● **Entries supplied**:

▼

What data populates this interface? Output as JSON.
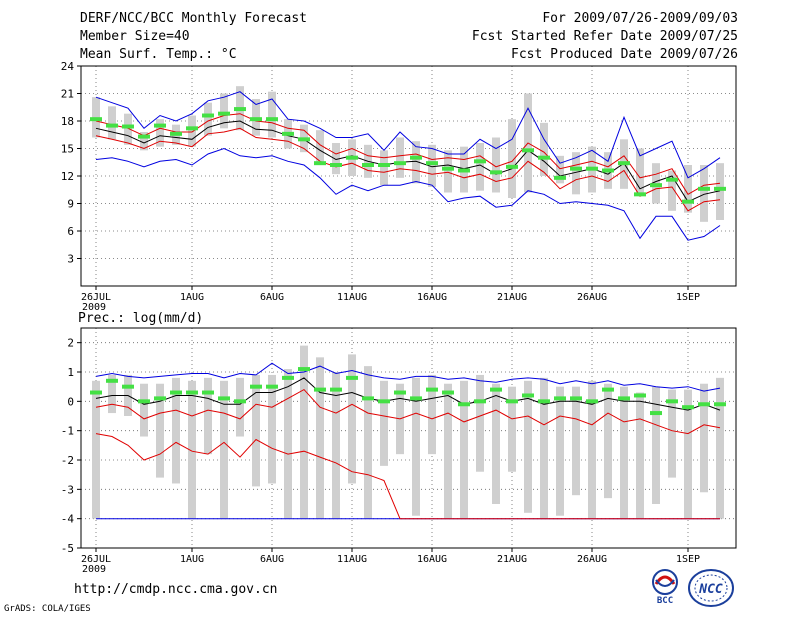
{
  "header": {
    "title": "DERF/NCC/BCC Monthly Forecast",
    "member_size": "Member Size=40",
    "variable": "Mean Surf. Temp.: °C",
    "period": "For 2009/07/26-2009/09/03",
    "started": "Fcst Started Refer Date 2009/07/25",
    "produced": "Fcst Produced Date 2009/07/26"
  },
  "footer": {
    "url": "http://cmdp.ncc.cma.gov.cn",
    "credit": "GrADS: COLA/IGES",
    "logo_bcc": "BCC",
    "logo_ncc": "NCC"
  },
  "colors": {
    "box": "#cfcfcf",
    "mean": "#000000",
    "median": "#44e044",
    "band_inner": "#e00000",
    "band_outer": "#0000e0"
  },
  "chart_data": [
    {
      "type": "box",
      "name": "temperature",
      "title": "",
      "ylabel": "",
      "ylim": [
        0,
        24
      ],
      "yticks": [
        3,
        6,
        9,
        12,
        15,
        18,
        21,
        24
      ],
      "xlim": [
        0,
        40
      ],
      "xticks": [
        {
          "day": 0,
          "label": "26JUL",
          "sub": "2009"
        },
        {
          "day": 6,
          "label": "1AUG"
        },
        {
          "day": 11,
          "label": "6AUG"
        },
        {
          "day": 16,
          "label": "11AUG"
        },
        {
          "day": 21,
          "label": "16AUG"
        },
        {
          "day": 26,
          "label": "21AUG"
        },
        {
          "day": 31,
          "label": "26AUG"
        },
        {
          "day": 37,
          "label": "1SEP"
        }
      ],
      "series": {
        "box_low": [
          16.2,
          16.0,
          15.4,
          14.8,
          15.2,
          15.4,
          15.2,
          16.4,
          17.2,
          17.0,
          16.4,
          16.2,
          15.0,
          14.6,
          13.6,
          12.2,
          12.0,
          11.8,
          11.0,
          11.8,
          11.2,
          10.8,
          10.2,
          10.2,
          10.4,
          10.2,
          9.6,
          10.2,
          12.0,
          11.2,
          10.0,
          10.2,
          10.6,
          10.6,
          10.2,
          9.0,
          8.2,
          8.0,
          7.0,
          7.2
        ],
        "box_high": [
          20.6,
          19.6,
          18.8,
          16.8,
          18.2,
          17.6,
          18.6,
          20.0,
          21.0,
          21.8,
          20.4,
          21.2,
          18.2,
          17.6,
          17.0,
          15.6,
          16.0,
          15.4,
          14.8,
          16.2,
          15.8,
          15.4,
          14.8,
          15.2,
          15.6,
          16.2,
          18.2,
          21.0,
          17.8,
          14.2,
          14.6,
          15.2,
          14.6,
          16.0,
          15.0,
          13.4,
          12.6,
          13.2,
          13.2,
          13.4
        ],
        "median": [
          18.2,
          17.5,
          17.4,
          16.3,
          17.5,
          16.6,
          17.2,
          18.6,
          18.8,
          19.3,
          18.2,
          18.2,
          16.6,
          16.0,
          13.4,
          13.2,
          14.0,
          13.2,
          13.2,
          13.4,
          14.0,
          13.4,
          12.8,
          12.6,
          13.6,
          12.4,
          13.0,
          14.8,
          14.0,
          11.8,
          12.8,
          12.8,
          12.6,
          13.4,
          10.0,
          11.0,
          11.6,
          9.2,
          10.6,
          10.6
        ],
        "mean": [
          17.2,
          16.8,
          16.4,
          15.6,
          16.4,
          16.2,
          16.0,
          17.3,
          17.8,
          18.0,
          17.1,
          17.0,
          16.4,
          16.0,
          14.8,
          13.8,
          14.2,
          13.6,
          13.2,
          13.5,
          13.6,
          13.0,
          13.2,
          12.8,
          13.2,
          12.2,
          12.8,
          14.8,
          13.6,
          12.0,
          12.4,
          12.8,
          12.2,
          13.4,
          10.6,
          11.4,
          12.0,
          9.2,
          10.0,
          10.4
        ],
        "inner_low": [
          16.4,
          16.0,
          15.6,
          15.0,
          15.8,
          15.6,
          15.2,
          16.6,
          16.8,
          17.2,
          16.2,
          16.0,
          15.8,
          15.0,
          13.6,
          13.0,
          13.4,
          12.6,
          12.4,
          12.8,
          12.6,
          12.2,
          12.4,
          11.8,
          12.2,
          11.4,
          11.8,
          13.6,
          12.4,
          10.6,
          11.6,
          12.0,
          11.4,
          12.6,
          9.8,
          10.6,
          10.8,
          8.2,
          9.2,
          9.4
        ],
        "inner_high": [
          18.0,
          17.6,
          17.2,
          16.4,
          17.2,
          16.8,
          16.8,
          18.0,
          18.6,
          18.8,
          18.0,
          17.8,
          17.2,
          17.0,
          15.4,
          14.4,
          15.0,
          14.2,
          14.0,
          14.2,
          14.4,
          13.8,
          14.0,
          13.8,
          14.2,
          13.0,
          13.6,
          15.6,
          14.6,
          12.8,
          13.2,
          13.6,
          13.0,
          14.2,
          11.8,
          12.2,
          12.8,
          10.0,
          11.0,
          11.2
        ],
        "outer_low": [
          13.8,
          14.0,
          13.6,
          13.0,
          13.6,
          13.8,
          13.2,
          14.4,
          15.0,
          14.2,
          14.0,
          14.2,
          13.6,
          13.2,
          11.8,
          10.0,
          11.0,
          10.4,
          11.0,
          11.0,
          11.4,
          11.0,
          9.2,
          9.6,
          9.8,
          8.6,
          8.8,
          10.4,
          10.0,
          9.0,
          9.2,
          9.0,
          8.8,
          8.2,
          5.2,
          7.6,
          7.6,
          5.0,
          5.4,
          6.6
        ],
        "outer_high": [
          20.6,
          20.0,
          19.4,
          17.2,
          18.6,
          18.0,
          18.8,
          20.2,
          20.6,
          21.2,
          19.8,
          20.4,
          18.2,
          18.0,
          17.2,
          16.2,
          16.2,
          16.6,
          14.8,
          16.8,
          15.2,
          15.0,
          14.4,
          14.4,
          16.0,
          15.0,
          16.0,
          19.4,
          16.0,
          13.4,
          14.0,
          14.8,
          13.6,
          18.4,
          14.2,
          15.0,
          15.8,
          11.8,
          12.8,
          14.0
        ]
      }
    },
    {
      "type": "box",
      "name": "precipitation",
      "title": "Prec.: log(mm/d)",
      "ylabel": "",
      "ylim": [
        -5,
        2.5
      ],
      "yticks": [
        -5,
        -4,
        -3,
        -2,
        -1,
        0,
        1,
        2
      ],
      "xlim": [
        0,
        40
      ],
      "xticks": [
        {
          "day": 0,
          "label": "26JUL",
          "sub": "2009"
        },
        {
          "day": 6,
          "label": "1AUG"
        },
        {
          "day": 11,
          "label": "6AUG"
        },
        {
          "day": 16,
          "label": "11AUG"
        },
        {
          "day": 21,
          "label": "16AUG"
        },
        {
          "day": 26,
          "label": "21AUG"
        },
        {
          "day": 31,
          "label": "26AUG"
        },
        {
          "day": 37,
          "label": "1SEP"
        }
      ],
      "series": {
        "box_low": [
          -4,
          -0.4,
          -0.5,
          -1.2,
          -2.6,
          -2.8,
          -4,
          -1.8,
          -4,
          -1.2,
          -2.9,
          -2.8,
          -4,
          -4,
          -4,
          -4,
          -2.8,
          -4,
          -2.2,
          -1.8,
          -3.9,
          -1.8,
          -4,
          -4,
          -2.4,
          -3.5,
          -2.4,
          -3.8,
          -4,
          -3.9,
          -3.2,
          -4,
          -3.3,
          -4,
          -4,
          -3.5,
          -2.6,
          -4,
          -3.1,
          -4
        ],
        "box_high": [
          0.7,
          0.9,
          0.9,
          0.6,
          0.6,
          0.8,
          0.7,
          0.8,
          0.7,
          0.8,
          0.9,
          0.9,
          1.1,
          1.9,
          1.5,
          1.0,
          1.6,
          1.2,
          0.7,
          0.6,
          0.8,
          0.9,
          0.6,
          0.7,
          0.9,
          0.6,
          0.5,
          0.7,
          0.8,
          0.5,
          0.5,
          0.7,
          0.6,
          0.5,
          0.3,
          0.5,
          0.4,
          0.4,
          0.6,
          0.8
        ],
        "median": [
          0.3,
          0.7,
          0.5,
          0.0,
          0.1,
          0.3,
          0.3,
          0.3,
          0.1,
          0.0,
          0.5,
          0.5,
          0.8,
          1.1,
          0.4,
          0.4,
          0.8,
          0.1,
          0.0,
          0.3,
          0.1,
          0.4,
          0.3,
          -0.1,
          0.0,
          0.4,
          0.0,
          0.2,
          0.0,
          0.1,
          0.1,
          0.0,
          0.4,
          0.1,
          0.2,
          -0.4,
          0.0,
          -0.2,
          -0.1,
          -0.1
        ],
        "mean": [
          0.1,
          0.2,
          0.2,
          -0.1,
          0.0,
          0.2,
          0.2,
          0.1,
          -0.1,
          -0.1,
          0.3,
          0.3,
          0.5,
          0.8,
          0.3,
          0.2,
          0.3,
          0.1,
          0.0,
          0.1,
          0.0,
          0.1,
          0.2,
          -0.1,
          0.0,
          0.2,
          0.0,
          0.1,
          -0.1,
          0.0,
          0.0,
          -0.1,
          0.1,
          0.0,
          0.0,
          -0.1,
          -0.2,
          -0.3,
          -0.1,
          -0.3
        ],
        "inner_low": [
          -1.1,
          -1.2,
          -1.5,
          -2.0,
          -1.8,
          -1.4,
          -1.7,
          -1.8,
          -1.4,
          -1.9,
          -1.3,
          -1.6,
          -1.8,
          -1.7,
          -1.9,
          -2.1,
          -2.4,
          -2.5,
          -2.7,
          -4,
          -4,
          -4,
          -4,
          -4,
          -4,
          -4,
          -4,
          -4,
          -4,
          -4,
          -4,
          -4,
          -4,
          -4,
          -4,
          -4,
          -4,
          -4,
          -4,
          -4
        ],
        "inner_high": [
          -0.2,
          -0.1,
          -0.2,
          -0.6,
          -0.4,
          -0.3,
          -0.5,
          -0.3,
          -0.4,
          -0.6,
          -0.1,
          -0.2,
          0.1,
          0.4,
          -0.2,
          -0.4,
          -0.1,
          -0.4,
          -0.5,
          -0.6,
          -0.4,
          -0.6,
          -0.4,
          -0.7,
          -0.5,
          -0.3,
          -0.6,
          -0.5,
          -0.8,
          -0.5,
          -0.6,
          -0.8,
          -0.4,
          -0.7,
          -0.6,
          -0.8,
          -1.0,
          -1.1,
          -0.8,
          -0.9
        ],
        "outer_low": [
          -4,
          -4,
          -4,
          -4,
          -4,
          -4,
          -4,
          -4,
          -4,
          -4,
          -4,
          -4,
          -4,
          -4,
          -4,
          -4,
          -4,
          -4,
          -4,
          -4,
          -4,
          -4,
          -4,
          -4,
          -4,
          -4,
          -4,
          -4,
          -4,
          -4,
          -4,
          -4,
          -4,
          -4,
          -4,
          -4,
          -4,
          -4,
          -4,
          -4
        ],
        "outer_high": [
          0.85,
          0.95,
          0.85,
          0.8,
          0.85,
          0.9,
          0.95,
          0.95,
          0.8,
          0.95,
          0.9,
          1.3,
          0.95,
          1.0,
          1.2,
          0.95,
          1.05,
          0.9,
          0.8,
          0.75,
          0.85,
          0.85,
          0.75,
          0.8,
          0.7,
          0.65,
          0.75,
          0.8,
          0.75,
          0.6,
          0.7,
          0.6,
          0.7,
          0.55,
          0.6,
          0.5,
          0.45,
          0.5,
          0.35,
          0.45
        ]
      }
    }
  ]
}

▲

● **To be done**:
Which lines contain "title"? Copy each of them.

● **Written answer**:
    "title": "DERF/NCC/BCC Monthly Forecast",
      "title": "",
      "title": "Prec.: log(mm/d)",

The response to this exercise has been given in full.